Brief:
Look through the records below and give the number of lines holding the string "cases", nothing more.

>>>

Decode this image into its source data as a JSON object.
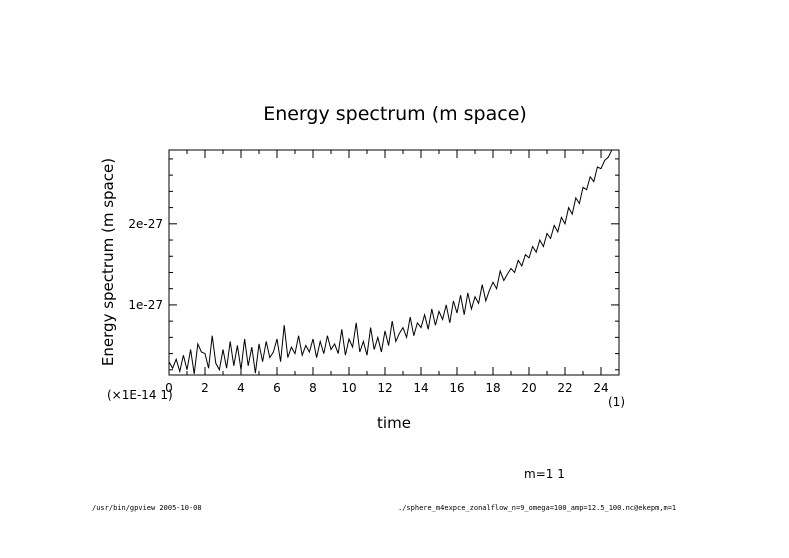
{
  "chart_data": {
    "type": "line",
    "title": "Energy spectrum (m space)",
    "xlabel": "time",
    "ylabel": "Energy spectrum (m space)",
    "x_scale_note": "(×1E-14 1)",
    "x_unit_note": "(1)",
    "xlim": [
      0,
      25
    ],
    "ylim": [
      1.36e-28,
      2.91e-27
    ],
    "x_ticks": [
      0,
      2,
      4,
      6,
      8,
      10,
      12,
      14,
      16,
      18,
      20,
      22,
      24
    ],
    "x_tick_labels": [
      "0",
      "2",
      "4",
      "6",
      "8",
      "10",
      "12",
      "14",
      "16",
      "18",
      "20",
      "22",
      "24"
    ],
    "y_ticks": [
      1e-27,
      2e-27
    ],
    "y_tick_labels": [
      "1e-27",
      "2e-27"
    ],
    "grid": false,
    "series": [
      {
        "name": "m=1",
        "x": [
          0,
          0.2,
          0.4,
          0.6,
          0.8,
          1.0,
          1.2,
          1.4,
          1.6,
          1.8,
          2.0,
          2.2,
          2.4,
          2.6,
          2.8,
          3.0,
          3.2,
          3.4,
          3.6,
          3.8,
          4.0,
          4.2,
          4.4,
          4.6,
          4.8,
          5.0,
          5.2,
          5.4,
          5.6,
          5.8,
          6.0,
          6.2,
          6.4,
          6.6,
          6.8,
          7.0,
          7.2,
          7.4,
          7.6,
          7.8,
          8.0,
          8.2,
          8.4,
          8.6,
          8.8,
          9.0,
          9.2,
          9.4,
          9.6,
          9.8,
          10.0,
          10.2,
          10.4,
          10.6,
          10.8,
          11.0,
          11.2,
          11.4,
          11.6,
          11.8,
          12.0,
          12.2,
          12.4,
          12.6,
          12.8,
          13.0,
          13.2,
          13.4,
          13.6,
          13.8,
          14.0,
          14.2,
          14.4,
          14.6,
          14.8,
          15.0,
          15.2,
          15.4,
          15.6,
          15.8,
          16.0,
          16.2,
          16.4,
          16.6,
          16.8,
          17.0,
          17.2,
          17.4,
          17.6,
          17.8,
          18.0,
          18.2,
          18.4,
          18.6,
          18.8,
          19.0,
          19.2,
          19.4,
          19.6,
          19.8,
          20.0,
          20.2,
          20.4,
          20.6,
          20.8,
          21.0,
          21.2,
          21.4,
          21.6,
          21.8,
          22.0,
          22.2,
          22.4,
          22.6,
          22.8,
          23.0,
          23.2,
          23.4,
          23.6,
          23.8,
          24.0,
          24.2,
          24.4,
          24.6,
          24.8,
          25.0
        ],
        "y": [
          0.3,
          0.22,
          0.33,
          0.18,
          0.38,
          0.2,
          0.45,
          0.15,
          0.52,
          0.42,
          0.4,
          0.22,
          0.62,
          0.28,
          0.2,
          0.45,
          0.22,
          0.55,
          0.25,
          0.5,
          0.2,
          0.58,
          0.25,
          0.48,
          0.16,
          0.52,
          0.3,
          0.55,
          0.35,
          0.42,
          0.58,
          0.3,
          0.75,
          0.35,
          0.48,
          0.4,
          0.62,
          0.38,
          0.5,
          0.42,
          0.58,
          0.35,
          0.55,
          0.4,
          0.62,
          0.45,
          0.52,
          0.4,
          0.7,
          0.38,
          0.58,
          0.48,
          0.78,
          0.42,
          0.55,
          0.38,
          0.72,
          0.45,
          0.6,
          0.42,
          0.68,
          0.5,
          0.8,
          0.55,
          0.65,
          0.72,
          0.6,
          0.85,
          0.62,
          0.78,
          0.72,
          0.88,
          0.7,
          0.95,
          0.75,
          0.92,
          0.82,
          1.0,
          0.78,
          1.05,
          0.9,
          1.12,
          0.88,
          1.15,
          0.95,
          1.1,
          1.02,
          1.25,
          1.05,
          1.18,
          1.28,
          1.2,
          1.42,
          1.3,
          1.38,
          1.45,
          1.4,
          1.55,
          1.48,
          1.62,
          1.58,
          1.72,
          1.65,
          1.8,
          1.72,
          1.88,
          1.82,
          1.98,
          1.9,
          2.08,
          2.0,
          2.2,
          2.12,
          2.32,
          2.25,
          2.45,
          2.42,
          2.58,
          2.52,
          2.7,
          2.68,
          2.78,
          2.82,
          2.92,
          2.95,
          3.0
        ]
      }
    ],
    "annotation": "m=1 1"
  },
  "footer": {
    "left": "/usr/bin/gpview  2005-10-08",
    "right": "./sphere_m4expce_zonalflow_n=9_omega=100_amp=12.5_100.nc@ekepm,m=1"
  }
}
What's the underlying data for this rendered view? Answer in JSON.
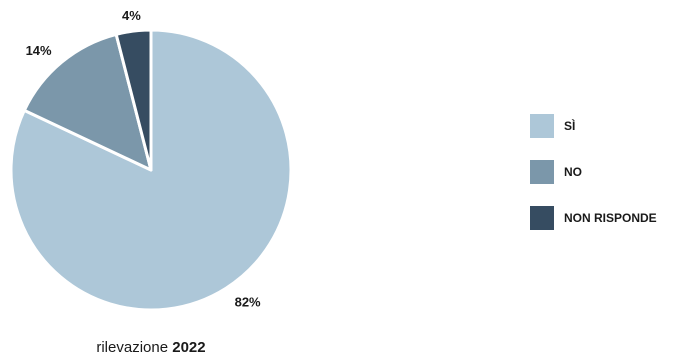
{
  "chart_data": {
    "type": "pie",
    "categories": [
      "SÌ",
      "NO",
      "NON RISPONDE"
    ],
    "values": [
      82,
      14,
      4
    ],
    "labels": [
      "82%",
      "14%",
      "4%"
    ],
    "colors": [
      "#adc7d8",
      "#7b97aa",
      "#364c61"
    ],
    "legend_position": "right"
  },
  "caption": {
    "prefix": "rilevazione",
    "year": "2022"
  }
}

<<<
>>>

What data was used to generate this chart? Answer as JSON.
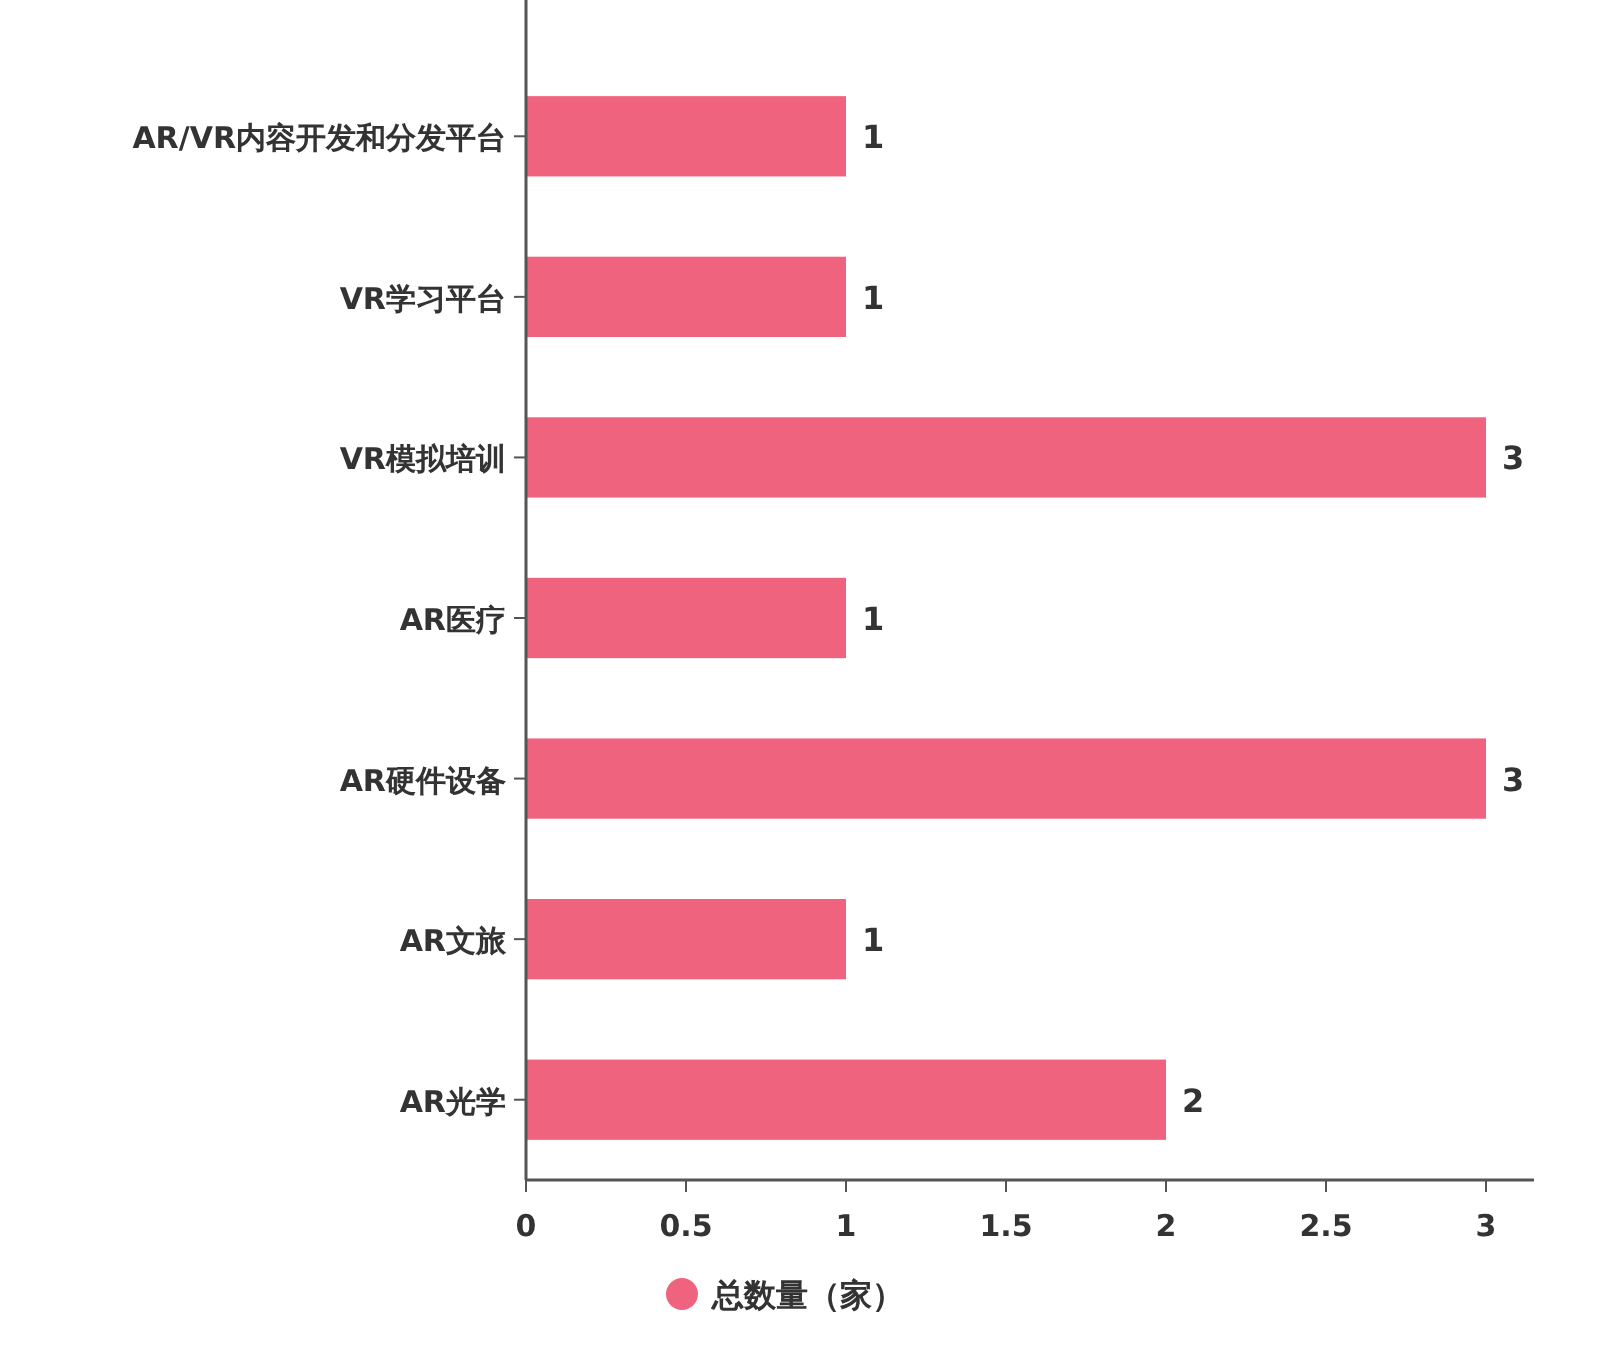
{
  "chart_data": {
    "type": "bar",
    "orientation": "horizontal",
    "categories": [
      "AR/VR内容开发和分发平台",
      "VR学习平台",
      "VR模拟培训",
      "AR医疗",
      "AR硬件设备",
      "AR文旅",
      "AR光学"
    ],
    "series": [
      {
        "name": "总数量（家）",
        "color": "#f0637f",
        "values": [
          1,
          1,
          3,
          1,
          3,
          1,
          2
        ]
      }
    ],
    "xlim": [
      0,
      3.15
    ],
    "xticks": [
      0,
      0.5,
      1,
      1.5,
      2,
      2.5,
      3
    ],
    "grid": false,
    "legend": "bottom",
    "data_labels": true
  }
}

<<<
>>>

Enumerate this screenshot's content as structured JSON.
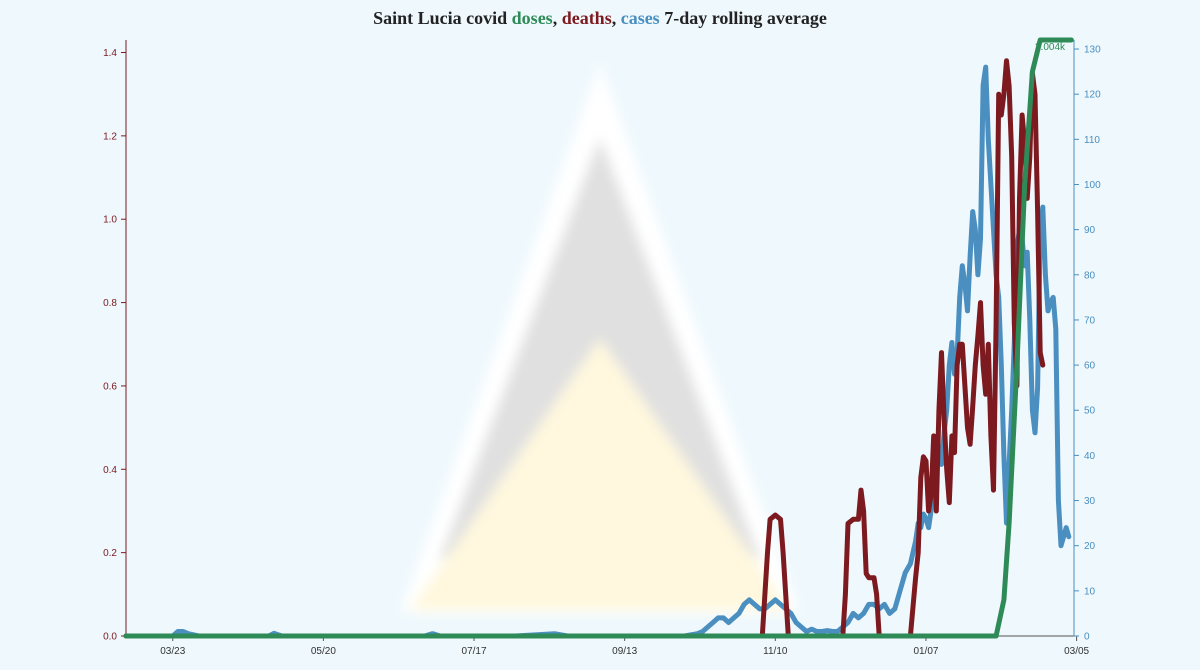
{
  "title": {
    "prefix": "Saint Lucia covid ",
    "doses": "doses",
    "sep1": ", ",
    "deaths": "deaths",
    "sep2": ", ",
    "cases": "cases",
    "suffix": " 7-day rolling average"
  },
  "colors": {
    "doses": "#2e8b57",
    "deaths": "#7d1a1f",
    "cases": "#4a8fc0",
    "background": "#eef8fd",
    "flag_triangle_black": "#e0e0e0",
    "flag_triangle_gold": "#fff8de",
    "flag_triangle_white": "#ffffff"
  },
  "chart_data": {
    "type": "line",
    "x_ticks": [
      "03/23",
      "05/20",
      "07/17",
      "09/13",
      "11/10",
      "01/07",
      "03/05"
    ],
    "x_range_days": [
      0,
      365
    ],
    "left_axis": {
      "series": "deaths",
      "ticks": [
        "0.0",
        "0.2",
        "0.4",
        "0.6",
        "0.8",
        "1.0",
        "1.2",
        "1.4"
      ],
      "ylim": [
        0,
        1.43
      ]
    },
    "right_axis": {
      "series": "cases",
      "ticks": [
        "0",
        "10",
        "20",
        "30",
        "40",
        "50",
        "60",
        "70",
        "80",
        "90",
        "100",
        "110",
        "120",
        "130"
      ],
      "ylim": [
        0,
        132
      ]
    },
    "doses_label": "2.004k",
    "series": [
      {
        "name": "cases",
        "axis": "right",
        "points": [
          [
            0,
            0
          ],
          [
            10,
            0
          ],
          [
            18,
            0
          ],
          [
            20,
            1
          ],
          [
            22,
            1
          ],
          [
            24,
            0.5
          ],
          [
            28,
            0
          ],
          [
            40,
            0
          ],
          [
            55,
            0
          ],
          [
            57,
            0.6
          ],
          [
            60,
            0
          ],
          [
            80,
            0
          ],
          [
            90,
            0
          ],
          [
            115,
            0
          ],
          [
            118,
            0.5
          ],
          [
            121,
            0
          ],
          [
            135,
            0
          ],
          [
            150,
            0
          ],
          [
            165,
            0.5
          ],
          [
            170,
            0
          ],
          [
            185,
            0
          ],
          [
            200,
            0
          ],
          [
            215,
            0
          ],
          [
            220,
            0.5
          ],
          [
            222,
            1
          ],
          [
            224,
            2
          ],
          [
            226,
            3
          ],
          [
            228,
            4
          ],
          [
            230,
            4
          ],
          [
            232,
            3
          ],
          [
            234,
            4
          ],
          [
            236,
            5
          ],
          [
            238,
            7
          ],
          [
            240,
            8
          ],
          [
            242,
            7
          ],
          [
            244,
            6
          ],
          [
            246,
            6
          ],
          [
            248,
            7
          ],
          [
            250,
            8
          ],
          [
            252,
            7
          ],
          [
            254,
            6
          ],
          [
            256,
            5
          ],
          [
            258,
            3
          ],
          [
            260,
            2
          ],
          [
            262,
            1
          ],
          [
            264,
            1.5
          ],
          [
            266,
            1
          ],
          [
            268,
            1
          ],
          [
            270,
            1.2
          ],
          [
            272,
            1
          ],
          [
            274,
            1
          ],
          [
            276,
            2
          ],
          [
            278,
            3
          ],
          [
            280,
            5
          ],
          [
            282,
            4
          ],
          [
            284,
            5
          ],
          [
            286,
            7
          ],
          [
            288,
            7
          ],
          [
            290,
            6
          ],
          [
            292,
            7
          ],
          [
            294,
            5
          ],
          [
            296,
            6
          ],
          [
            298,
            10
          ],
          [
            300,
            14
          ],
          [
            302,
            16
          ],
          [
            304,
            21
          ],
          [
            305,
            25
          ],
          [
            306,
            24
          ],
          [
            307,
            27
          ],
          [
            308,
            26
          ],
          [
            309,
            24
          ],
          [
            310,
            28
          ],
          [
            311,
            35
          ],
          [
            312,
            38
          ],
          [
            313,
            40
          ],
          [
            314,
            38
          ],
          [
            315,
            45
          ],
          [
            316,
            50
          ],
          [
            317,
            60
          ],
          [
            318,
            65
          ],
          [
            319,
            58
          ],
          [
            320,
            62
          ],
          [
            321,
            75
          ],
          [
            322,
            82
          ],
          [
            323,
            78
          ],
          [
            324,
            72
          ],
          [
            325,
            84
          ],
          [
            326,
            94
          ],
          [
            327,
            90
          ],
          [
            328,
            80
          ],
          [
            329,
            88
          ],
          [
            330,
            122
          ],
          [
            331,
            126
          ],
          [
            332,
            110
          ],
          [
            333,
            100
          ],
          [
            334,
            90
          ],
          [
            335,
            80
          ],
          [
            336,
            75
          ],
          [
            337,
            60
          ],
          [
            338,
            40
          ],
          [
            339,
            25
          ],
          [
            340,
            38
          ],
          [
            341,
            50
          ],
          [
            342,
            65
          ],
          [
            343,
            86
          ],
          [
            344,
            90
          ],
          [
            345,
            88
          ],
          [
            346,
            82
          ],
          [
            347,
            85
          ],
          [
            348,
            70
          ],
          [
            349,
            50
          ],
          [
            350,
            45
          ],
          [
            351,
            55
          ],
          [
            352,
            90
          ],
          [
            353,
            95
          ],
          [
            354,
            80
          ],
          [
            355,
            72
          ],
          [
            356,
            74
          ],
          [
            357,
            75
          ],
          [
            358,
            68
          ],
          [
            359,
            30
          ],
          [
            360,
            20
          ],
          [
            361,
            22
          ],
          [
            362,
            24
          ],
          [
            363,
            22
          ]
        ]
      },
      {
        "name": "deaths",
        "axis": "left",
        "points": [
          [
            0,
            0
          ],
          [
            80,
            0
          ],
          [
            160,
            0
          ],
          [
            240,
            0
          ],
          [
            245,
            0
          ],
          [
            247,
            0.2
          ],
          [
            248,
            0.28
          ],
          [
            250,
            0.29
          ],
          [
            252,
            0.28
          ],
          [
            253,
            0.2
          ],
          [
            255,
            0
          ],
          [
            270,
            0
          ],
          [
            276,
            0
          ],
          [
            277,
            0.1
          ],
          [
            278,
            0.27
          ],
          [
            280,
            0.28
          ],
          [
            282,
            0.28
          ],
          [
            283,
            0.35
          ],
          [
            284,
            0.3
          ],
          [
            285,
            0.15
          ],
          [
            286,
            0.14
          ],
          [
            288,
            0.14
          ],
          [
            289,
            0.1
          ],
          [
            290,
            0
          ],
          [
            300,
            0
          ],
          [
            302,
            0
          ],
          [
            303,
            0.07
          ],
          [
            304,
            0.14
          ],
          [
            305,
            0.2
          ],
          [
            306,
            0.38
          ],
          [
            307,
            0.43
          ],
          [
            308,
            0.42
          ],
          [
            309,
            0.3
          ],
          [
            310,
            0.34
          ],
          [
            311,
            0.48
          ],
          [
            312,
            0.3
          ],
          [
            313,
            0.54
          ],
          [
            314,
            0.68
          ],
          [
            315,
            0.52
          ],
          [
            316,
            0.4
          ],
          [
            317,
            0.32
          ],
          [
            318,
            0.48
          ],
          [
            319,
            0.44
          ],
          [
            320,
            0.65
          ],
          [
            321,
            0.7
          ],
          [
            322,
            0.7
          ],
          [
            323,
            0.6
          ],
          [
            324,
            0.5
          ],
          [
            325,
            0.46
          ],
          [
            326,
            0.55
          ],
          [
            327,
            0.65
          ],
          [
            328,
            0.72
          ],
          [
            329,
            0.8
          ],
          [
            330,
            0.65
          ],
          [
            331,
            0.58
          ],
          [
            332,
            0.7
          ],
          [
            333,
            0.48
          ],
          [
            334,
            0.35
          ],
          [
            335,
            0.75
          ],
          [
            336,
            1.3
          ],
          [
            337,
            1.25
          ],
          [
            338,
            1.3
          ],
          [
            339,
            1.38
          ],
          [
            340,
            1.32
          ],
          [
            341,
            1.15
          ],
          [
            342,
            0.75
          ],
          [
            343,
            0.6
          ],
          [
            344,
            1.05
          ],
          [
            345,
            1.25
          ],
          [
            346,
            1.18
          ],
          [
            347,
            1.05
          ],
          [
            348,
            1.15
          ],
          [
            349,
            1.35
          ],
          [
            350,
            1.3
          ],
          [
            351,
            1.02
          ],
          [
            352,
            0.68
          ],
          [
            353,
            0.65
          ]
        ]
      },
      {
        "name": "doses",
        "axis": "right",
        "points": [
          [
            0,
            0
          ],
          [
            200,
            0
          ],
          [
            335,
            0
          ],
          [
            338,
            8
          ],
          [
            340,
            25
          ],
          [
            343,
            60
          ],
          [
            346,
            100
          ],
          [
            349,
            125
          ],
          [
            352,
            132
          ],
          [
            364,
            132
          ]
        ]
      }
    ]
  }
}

<<<

Correct answer:
4